# Start of SUPPLIED RECORDS

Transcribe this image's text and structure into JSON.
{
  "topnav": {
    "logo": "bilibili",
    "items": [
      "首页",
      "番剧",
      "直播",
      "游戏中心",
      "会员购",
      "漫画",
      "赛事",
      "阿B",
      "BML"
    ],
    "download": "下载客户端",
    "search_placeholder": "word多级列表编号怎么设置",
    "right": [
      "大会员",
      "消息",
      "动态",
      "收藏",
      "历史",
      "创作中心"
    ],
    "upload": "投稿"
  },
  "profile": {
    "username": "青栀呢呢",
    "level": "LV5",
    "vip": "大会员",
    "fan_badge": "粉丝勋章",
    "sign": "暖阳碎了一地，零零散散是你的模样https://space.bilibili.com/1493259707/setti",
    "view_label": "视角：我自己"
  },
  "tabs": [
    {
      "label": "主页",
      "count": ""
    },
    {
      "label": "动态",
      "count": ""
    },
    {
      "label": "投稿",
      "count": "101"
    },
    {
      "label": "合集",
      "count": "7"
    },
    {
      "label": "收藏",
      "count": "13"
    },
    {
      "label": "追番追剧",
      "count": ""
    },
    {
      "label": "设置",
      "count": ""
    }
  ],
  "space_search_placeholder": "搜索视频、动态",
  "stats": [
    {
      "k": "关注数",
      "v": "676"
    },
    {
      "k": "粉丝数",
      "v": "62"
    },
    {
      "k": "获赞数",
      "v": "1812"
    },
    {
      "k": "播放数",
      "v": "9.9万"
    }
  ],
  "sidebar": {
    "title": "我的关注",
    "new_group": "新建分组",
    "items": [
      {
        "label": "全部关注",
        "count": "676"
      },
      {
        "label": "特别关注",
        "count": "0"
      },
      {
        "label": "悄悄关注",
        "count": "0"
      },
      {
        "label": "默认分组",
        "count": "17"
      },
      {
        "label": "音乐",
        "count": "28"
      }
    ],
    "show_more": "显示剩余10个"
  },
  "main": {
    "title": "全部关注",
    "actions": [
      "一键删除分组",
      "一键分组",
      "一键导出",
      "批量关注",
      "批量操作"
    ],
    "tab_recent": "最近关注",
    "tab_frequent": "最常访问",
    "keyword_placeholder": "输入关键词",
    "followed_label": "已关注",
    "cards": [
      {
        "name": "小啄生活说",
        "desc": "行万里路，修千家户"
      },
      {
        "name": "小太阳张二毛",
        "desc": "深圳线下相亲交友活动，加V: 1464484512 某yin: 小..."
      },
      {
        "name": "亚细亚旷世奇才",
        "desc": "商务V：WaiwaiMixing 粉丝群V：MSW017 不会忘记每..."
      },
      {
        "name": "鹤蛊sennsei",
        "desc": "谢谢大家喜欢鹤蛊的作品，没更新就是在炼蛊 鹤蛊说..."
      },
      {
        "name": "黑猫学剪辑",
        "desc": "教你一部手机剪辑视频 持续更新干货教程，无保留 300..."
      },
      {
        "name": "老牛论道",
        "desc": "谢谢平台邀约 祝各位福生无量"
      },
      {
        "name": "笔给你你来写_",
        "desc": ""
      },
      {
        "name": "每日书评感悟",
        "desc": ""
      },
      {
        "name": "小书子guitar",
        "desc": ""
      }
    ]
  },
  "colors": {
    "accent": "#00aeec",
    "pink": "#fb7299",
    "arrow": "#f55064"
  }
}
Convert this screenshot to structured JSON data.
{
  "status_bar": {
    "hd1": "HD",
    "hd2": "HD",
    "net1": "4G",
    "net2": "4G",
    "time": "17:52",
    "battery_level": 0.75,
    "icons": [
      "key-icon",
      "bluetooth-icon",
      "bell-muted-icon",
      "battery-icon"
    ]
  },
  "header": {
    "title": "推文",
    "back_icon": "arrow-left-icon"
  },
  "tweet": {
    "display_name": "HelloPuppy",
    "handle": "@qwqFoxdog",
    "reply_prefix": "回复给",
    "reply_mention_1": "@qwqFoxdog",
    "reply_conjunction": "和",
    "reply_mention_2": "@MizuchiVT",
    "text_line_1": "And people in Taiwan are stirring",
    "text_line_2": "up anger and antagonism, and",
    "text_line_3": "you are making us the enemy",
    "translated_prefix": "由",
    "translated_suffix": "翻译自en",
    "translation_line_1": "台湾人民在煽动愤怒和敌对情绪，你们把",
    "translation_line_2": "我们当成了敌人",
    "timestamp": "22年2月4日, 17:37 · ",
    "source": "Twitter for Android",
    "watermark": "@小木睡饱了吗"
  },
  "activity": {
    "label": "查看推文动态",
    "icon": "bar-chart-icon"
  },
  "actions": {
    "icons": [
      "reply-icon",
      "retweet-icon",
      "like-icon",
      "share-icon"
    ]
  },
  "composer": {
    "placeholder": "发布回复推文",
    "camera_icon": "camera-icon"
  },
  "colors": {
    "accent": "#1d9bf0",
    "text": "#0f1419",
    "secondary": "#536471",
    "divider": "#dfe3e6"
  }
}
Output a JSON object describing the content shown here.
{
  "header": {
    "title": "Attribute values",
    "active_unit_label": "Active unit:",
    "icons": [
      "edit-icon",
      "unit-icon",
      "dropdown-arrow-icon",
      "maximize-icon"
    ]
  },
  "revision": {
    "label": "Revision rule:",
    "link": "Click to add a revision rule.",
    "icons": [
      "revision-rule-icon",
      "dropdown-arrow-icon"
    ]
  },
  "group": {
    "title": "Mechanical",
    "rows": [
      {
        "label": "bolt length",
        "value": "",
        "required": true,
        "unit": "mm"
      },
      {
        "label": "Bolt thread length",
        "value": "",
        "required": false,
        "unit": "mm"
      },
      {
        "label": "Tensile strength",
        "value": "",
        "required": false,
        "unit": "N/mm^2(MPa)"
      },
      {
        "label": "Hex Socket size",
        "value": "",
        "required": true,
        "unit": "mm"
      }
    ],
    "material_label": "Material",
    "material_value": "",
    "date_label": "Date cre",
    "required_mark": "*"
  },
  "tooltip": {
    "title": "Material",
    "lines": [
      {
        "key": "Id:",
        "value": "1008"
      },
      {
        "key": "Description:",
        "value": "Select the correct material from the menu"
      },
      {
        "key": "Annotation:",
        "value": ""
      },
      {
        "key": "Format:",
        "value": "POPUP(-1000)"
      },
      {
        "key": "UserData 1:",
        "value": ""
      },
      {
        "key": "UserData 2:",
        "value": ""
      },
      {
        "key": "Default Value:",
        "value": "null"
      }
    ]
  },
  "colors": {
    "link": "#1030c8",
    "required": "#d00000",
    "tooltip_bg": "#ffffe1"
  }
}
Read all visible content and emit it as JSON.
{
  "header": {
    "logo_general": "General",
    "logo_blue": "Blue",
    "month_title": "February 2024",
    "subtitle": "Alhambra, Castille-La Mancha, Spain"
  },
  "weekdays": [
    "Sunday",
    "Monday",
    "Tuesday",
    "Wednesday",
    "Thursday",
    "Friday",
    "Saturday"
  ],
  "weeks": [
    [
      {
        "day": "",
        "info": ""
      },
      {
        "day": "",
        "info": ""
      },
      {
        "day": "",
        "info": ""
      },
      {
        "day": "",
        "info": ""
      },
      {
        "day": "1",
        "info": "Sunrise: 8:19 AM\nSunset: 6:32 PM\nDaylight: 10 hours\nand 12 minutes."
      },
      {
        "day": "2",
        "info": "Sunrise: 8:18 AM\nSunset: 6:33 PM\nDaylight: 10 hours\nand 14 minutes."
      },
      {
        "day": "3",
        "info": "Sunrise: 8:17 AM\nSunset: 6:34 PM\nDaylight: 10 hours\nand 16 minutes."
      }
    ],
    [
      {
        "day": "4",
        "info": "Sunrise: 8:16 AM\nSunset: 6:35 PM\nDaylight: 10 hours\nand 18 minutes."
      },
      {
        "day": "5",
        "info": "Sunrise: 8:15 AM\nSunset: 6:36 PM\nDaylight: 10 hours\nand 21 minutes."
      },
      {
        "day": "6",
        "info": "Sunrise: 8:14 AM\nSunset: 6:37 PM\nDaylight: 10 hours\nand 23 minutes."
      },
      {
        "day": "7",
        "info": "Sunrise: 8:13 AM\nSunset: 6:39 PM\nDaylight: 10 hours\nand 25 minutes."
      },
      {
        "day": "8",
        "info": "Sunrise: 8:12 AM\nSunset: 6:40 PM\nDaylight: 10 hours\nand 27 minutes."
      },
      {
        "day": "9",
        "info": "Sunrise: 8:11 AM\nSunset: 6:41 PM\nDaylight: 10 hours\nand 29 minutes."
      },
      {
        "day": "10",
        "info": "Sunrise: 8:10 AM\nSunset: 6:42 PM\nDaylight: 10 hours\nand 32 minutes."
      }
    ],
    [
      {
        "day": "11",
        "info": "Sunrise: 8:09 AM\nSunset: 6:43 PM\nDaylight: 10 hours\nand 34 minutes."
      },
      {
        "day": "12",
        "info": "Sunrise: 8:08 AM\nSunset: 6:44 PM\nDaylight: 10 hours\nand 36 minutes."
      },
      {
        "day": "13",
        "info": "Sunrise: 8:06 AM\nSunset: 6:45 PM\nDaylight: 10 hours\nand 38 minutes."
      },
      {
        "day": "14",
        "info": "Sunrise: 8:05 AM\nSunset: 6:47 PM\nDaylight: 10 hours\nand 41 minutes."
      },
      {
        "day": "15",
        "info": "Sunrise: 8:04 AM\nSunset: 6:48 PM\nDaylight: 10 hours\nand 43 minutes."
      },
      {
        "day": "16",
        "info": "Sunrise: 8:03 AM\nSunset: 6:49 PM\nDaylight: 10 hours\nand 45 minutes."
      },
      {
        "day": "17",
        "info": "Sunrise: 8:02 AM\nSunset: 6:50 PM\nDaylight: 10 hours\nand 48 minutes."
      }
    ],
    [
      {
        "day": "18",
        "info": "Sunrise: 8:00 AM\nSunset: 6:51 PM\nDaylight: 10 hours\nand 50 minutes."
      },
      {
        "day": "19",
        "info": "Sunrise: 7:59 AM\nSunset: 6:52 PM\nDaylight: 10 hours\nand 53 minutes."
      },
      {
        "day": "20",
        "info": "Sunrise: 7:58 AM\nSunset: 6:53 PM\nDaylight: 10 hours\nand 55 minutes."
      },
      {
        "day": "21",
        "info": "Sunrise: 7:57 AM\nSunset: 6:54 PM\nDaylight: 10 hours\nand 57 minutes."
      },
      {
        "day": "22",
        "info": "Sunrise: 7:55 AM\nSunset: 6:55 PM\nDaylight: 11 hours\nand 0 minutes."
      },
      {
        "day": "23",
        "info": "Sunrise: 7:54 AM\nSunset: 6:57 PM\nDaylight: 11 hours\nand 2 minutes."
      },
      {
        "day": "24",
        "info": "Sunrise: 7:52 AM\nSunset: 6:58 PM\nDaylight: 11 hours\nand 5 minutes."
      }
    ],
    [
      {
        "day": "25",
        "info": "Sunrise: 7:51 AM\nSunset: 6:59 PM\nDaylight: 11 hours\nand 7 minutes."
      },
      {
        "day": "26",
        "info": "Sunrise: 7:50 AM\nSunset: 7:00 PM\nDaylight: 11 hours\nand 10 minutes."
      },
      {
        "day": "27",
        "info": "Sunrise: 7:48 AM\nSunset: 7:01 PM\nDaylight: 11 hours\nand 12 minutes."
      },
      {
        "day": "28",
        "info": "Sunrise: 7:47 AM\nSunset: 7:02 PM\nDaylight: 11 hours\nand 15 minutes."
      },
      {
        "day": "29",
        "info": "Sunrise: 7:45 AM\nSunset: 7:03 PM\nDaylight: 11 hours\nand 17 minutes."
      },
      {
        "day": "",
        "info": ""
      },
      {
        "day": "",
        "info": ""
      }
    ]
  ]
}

# End of SUPPLIED RECORDS

_TASK TO CARRY OUT:_
In the records above, collect each line with "qwqFoxdog".

_WORKED SOLUTION:_
    "handle": "@qwqFoxdog",
    "reply_mention_1": "@qwqFoxdog",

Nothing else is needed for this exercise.